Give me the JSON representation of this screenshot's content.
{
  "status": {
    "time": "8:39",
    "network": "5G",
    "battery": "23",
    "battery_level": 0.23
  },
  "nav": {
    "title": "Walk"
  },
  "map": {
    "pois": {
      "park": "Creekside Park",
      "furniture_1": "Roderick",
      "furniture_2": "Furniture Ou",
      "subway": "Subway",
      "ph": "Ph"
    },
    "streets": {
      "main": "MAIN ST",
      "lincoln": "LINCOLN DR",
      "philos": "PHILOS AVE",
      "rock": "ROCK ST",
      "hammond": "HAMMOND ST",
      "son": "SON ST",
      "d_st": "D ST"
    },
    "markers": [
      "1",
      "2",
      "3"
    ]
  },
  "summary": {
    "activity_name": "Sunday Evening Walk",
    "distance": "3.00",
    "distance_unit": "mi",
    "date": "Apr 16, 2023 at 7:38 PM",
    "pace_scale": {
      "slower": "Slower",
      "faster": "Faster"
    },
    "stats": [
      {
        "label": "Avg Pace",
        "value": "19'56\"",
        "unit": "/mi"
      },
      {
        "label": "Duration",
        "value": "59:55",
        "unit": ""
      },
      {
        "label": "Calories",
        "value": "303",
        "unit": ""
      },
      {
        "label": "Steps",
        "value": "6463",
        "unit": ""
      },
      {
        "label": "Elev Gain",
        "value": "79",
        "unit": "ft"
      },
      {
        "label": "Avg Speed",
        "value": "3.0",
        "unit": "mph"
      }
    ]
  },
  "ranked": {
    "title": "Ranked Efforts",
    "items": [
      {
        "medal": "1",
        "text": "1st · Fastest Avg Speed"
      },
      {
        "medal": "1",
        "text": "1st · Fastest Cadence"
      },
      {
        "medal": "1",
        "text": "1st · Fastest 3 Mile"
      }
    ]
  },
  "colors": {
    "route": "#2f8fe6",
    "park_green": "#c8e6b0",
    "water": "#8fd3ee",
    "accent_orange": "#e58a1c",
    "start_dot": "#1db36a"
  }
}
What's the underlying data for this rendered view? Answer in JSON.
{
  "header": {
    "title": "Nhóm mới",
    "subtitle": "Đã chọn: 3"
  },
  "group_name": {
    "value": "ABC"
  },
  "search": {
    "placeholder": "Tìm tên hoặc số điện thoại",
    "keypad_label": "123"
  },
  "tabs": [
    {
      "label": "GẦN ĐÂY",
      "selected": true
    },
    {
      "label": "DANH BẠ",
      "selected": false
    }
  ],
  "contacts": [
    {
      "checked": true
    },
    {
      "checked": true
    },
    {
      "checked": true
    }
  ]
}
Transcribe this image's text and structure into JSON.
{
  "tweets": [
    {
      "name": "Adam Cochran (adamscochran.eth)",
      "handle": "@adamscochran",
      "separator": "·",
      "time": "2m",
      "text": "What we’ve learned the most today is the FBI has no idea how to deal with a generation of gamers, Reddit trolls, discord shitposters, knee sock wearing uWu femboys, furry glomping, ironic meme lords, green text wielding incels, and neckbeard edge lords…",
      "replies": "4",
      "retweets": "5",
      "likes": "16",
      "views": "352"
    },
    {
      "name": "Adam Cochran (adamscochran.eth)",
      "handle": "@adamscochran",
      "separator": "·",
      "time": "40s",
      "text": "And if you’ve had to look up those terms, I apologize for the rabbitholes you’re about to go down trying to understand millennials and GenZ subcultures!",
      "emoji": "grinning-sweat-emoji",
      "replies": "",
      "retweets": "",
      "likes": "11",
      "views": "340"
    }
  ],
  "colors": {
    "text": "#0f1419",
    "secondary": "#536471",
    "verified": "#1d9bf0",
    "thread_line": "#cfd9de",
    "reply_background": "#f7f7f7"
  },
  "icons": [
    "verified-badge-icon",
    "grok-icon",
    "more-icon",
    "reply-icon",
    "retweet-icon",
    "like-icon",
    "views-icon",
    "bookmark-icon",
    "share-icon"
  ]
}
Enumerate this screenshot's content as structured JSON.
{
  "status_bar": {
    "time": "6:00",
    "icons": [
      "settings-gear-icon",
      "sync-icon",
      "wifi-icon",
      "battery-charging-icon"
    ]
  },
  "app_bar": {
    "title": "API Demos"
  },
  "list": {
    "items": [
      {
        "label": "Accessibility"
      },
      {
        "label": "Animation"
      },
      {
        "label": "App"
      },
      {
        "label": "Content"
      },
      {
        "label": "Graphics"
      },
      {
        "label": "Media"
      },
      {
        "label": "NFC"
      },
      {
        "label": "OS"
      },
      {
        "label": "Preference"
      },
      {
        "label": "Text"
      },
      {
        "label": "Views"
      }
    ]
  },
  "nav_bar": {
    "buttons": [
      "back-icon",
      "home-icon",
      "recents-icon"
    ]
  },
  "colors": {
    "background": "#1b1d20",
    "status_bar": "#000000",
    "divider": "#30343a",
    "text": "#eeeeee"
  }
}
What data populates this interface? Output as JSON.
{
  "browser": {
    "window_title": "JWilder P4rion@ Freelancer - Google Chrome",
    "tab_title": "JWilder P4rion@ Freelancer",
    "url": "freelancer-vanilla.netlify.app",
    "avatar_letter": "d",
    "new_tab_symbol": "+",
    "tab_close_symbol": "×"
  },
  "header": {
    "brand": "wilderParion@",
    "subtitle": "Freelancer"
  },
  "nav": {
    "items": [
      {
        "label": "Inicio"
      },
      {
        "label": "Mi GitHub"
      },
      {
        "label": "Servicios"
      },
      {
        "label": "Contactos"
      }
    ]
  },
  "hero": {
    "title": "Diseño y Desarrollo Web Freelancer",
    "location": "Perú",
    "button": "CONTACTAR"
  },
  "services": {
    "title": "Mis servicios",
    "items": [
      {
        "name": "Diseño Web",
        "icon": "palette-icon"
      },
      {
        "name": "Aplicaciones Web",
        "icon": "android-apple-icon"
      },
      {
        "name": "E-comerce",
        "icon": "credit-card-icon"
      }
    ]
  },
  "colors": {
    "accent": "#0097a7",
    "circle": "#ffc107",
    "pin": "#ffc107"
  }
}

** TASK TO COMPLETE **
Output the complete data exactly as written.

** CORRECT OUTPUT **
Give me the JSON representation of this screenshot's content.
{
  "status": {
    "time": "8:39",
    "network": "5G",
    "battery": "23",
    "battery_level": 0.23
  },
  "nav": {
    "title": "Walk"
  },
  "map": {
    "pois": {
      "park": "Creekside Park",
      "furniture_1": "Roderick",
      "furniture_2": "Furniture Ou",
      "subway": "Subway",
      "ph": "Ph"
    },
    "streets": {
      "main": "MAIN ST",
      "lincoln": "LINCOLN DR",
      "philos": "PHILOS AVE",
      "rock": "ROCK ST",
      "hammond": "HAMMOND ST",
      "son": "SON ST",
      "d_st": "D ST"
    },
    "markers": [
      "1",
      "2",
      "3"
    ]
  },
  "summary": {
    "activity_name": "Sunday Evening Walk",
    "distance": "3.00",
    "distance_unit": "mi",
    "date": "Apr 16, 2023 at 7:38 PM",
    "pace_scale": {
      "slower": "Slower",
      "faster": "Faster"
    },
    "stats": [
      {
        "label": "Avg Pace",
        "value": "19'56\"",
        "unit": "/mi"
      },
      {
        "label": "Duration",
        "value": "59:55",
        "unit": ""
      },
      {
        "label": "Calories",
        "value": "303",
        "unit": ""
      },
      {
        "label": "Steps",
        "value": "6463",
        "unit": ""
      },
      {
        "label": "Elev Gain",
        "value": "79",
        "unit": "ft"
      },
      {
        "label": "Avg Speed",
        "value": "3.0",
        "unit": "mph"
      }
    ]
  },
  "ranked": {
    "title": "Ranked Efforts",
    "items": [
      {
        "medal": "1",
        "text": "1st · Fastest Avg Speed"
      },
      {
        "medal": "1",
        "text": "1st · Fastest Cadence"
      },
      {
        "medal": "1",
        "text": "1st · Fastest 3 Mile"
      }
    ]
  },
  "colors": {
    "route": "#2f8fe6",
    "park_green": "#c8e6b0",
    "water": "#8fd3ee",
    "accent_orange": "#e58a1c",
    "start_dot": "#1db36a"
  }
}
What's the underlying data for this rendered view? Answer in JSON.
{
  "header": {
    "title": "Nhóm mới",
    "subtitle": "Đã chọn: 3"
  },
  "group_name": {
    "value": "ABC"
  },
  "search": {
    "placeholder": "Tìm tên hoặc số điện thoại",
    "keypad_label": "123"
  },
  "tabs": [
    {
      "label": "GẦN ĐÂY",
      "selected": true
    },
    {
      "label": "DANH BẠ",
      "selected": false
    }
  ],
  "contacts": [
    {
      "checked": true
    },
    {
      "checked": true
    },
    {
      "checked": true
    }
  ]
}
Transcribe this image's text and structure into JSON.
{
  "tweets": [
    {
      "name": "Adam Cochran (adamscochran.eth)",
      "handle": "@adamscochran",
      "separator": "·",
      "time": "2m",
      "text": "What we’ve learned the most today is the FBI has no idea how to deal with a generation of gamers, Reddit trolls, discord shitposters, knee sock wearing uWu femboys, furry glomping, ironic meme lords, green text wielding incels, and neckbeard edge lords…",
      "replies": "4",
      "retweets": "5",
      "likes": "16",
      "views": "352"
    },
    {
      "name": "Adam Cochran (adamscochran.eth)",
      "handle": "@adamscochran",
      "separator": "·",
      "time": "40s",
      "text": "And if you’ve had to look up those terms, I apologize for the rabbitholes you’re about to go down trying to understand millennials and GenZ subcultures!",
      "emoji": "grinning-sweat-emoji",
      "replies": "",
      "retweets": "",
      "likes": "11",
      "views": "340"
    }
  ],
  "colors": {
    "text": "#0f1419",
    "secondary": "#536471",
    "verified": "#1d9bf0",
    "thread_line": "#cfd9de",
    "reply_background": "#f7f7f7"
  },
  "icons": [
    "verified-badge-icon",
    "grok-icon",
    "more-icon",
    "reply-icon",
    "retweet-icon",
    "like-icon",
    "views-icon",
    "bookmark-icon",
    "share-icon"
  ]
}
Enumerate this screenshot's content as structured JSON.
{
  "status_bar": {
    "time": "6:00",
    "icons": [
      "settings-gear-icon",
      "sync-icon",
      "wifi-icon",
      "battery-charging-icon"
    ]
  },
  "app_bar": {
    "title": "API Demos"
  },
  "list": {
    "items": [
      {
        "label": "Accessibility"
      },
      {
        "label": "Animation"
      },
      {
        "label": "App"
      },
      {
        "label": "Content"
      },
      {
        "label": "Graphics"
      },
      {
        "label": "Media"
      },
      {
        "label": "NFC"
      },
      {
        "label": "OS"
      },
      {
        "label": "Preference"
      },
      {
        "label": "Text"
      },
      {
        "label": "Views"
      }
    ]
  },
  "nav_bar": {
    "buttons": [
      "back-icon",
      "home-icon",
      "recents-icon"
    ]
  },
  "colors": {
    "background": "#1b1d20",
    "status_bar": "#000000",
    "divider": "#30343a",
    "text": "#eeeeee"
  }
}
What data populates this interface? Output as JSON.
{
  "browser": {
    "window_title": "JWilder P4rion@ Freelancer - Google Chrome",
    "tab_title": "JWilder P4rion@ Freelancer",
    "url": "freelancer-vanilla.netlify.app",
    "avatar_letter": "d",
    "new_tab_symbol": "+",
    "tab_close_symbol": "×"
  },
  "header": {
    "brand": "wilderParion@",
    "subtitle": "Freelancer"
  },
  "nav": {
    "items": [
      {
        "label": "Inicio"
      },
      {
        "label": "Mi GitHub"
      },
      {
        "label": "Servicios"
      },
      {
        "label": "Contactos"
      }
    ]
  },
  "hero": {
    "title": "Diseño y Desarrollo Web Freelancer",
    "location": "Perú",
    "button": "CONTACTAR"
  },
  "services": {
    "title": "Mis servicios",
    "items": [
      {
        "name": "Diseño Web",
        "icon": "palette-icon"
      },
      {
        "name": "Aplicaciones Web",
        "icon": "android-apple-icon"
      },
      {
        "name": "E-comerce",
        "icon": "credit-card-icon"
      }
    ]
  },
  "colors": {
    "accent": "#0097a7",
    "circle": "#ffc107",
    "pin": "#ffc107"
  }
}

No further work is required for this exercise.